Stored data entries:
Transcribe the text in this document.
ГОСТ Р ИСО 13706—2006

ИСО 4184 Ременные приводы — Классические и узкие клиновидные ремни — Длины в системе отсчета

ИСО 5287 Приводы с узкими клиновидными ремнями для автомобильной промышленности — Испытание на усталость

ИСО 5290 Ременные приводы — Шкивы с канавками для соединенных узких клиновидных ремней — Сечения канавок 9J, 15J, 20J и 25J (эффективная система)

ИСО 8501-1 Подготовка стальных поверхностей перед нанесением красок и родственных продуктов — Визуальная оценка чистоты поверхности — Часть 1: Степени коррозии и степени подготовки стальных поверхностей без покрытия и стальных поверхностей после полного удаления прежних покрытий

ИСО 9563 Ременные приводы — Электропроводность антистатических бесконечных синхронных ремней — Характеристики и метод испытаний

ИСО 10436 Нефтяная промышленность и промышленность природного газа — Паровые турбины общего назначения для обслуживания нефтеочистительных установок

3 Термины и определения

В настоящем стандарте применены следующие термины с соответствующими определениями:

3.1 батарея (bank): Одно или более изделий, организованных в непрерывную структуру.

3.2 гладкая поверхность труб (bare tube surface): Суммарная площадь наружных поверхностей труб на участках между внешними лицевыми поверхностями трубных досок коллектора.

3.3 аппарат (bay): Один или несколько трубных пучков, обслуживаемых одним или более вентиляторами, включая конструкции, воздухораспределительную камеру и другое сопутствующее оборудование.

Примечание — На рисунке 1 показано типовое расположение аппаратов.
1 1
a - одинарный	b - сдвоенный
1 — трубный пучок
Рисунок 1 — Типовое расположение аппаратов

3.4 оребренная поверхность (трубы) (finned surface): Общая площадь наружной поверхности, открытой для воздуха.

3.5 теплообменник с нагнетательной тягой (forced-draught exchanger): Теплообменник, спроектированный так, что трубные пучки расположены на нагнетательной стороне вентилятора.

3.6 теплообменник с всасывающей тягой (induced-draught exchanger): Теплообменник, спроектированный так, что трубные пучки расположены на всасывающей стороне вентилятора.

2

- YOUR GOAL -
Look over the listing above. Pick out and copy every line that includes "трубные".

- SOLUTION BELOW -
3.5 теплообменник с нагнетательной тягой (forced-draught exchanger): Теплообменник, спроектированный так, что трубные пучки расположены на нагнетательной стороне вентилятора.
3.6 теплообменник с всасывающей тягой (induced-draught exchanger): Теплообменник, спроектированный так, что трубные пучки расположены на всасывающей стороне вентилятора.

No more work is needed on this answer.